▶ **TRECHO DO DOCUMENTO**
______
Pensamos no som como um tipo de linguagem que seria só o que se ouve. Mas ele é como um livro: o texto traz imagens, o leitor imagina coisas, cores, texturas. Com o som é a mesma coisa. Ele é capaz de provocar uma série de referências proporcionadas a partir do imaginário que o ouvinte tem. Os elementos que se usam para que o imaginário seja evocado a partir do som são diversos, desde efeitos sonoros até a performance da voz. Cada texto, no rádio, só ganha corpo com a voz. O texto impresso não existe, ele se materializa a partir da voz. Mesmo o silêncio é importante, nesse sentido. Pensando, por exemplo, em uma rádio que tem uma programação 24 horas, o silêncio inserido sugere algum sentido – mesmo que seja não desejado, como a ideia de que houve uma falha técnica ou algo assim. Uma trilha musical sugere ambiência, ou um clima emocional, um estado para o ouvinte, tristeza, alegria. Tudo isso é possível de ser sugerido apenas com o som. Outra parte importante, que muitas vezes não é posta em discussão, é o tratamento técnico. Fui técnica de som durante muitos anos e, por isso, via os textos se transformarem dentro do estúdio. O som tira o locutor do estúdio e o desloca para outro.
Você aponta relações que sugerem uma certa sinestesia no tratamento do som. Como se ele pudesse misturar sensações. Como trabalhou essa questão?
O pensador francês Roland Barthes (1915-1980) cunha um termo importante, o “grão da voz”. Se você me ouve e já me conhece, é possível imaginar o corpo da voz. A performance é o corpo da voz no rádio. Uma pessoa que não conhece o radialista pode imaginar quem ela quiser. Você sugere um corpo para essa voz a partir desse “grão da voz”, que está no timbre, no jeito de falar, na entonação. O corpo ganha corpo. Desde o início do século, artistas plásticos, já sugeriram imagens multissensoriais – Kandinsky, por exemplo. É curioso que algumas palavras coincidem no vocabulário das artes plásticas e sonoras: tom, altura, textura. Um som muito grave, por exemplo, imediatamente enuncia cores escuras. Sons agudos, ou tons maiores, sugerem brilho, cores mais claras. O poder de evocação do som funciona dessa maneira.
______
▶ **LINHAS DE DADOS**
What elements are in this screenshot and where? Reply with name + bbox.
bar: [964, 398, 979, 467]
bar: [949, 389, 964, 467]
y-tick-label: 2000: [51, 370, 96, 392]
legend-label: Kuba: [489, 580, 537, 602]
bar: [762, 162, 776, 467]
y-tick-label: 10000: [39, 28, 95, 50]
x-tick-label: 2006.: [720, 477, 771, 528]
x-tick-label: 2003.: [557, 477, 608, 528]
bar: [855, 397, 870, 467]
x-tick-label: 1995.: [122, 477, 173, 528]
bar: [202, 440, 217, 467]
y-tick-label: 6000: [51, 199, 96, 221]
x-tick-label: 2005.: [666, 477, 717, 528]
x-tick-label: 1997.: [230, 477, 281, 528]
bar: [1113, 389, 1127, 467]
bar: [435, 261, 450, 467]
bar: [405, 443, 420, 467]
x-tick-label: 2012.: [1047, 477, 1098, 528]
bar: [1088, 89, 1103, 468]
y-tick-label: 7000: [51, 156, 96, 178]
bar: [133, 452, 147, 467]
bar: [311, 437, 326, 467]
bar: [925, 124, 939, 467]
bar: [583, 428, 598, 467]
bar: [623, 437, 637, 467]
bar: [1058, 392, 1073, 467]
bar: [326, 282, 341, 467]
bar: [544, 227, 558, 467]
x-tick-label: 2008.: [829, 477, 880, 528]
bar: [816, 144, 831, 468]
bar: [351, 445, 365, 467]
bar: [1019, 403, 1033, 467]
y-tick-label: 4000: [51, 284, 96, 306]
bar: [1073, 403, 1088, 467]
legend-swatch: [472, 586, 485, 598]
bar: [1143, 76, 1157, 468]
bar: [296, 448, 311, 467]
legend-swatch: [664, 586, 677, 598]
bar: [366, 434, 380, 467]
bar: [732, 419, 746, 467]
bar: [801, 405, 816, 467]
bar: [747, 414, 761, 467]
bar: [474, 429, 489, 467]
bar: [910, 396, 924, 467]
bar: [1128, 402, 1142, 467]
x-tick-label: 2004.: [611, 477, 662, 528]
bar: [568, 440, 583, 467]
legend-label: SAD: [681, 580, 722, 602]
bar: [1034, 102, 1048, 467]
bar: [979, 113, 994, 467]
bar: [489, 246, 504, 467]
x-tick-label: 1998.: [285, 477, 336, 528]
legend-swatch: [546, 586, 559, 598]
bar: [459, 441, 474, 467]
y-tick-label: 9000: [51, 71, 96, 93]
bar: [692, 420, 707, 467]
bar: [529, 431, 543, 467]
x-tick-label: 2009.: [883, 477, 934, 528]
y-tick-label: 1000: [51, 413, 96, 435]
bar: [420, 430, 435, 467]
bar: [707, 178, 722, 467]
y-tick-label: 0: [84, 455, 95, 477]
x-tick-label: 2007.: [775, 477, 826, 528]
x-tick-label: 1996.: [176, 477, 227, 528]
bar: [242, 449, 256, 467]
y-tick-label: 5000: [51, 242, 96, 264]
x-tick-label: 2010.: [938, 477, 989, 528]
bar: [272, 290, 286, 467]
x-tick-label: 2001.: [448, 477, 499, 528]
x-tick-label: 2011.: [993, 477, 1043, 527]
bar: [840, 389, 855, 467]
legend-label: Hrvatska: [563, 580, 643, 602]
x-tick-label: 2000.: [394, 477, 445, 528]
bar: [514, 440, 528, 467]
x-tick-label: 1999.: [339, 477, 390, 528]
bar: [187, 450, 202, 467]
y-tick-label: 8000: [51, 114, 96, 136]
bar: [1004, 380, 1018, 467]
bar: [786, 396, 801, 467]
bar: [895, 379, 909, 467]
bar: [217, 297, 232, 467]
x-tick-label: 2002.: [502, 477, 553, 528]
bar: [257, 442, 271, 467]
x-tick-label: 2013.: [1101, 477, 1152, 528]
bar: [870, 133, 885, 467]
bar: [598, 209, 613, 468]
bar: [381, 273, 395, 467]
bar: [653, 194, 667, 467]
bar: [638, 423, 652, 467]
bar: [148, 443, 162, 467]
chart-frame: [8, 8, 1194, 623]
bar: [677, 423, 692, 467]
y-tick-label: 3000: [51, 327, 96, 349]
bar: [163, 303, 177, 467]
______
▶ **OBJETIVO**
Segundo o trecho sobre o som no rádio, que cores um som muito grave enuncia imediatamente? O material não é necessário nesta atividade.

▶ **RESULTADO DO EXERCÍCIO**
Cores escuras.